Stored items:
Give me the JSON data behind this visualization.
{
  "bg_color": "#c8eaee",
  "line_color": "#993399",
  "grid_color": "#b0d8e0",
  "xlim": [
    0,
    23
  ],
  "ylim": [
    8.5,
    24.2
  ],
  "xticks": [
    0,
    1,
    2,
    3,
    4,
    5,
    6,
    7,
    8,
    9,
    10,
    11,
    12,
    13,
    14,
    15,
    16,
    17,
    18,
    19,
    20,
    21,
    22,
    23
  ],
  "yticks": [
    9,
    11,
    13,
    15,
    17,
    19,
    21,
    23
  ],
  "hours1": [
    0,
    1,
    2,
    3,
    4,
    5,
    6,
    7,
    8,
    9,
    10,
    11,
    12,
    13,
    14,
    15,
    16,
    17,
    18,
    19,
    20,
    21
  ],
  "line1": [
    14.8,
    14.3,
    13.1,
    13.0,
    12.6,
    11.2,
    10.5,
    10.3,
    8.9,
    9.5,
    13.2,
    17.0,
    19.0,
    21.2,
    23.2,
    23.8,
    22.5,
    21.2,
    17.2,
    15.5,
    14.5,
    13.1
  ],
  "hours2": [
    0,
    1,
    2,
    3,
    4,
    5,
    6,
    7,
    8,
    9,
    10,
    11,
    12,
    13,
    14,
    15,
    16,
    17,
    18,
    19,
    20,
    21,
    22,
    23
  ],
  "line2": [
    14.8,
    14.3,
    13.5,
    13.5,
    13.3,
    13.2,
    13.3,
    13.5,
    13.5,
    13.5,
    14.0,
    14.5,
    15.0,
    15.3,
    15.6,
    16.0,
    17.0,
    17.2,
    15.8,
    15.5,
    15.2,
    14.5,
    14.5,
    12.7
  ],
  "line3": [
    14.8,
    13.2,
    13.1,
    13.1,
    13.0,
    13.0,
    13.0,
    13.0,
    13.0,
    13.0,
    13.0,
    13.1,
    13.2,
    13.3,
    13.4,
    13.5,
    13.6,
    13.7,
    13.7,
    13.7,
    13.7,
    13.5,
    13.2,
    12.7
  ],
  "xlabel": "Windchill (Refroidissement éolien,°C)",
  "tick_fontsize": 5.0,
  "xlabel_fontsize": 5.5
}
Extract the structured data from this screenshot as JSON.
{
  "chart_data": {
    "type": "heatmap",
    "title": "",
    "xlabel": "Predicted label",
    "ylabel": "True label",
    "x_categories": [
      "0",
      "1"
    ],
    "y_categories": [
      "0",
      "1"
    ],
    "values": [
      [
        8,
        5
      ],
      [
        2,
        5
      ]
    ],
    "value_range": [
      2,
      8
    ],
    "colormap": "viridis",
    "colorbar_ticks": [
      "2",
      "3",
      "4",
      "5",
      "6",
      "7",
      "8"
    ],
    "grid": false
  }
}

Exercise goal:
Every entry should be output exactly as written, please.

Response:
Give me the JSON data behind this visualization.
{
  "bg_color": "#c8eaee",
  "line_color": "#993399",
  "grid_color": "#b0d8e0",
  "xlim": [
    0,
    23
  ],
  "ylim": [
    8.5,
    24.2
  ],
  "xticks": [
    0,
    1,
    2,
    3,
    4,
    5,
    6,
    7,
    8,
    9,
    10,
    11,
    12,
    13,
    14,
    15,
    16,
    17,
    18,
    19,
    20,
    21,
    22,
    23
  ],
  "yticks": [
    9,
    11,
    13,
    15,
    17,
    19,
    21,
    23
  ],
  "hours1": [
    0,
    1,
    2,
    3,
    4,
    5,
    6,
    7,
    8,
    9,
    10,
    11,
    12,
    13,
    14,
    15,
    16,
    17,
    18,
    19,
    20,
    21
  ],
  "line1": [
    14.8,
    14.3,
    13.1,
    13.0,
    12.6,
    11.2,
    10.5,
    10.3,
    8.9,
    9.5,
    13.2,
    17.0,
    19.0,
    21.2,
    23.2,
    23.8,
    22.5,
    21.2,
    17.2,
    15.5,
    14.5,
    13.1
  ],
  "hours2": [
    0,
    1,
    2,
    3,
    4,
    5,
    6,
    7,
    8,
    9,
    10,
    11,
    12,
    13,
    14,
    15,
    16,
    17,
    18,
    19,
    20,
    21,
    22,
    23
  ],
  "line2": [
    14.8,
    14.3,
    13.5,
    13.5,
    13.3,
    13.2,
    13.3,
    13.5,
    13.5,
    13.5,
    14.0,
    14.5,
    15.0,
    15.3,
    15.6,
    16.0,
    17.0,
    17.2,
    15.8,
    15.5,
    15.2,
    14.5,
    14.5,
    12.7
  ],
  "line3": [
    14.8,
    13.2,
    13.1,
    13.1,
    13.0,
    13.0,
    13.0,
    13.0,
    13.0,
    13.0,
    13.0,
    13.1,
    13.2,
    13.3,
    13.4,
    13.5,
    13.6,
    13.7,
    13.7,
    13.7,
    13.7,
    13.5,
    13.2,
    12.7
  ],
  "xlabel": "Windchill (Refroidissement éolien,°C)",
  "tick_fontsize": 5.0,
  "xlabel_fontsize": 5.5
}
Extract the structured data from this screenshot as JSON.
{
  "chart_data": {
    "type": "heatmap",
    "title": "",
    "xlabel": "Predicted label",
    "ylabel": "True label",
    "x_categories": [
      "0",
      "1"
    ],
    "y_categories": [
      "0",
      "1"
    ],
    "values": [
      [
        8,
        5
      ],
      [
        2,
        5
      ]
    ],
    "value_range": [
      2,
      8
    ],
    "colormap": "viridis",
    "colorbar_ticks": [
      "2",
      "3",
      "4",
      "5",
      "6",
      "7",
      "8"
    ],
    "grid": false
  }
}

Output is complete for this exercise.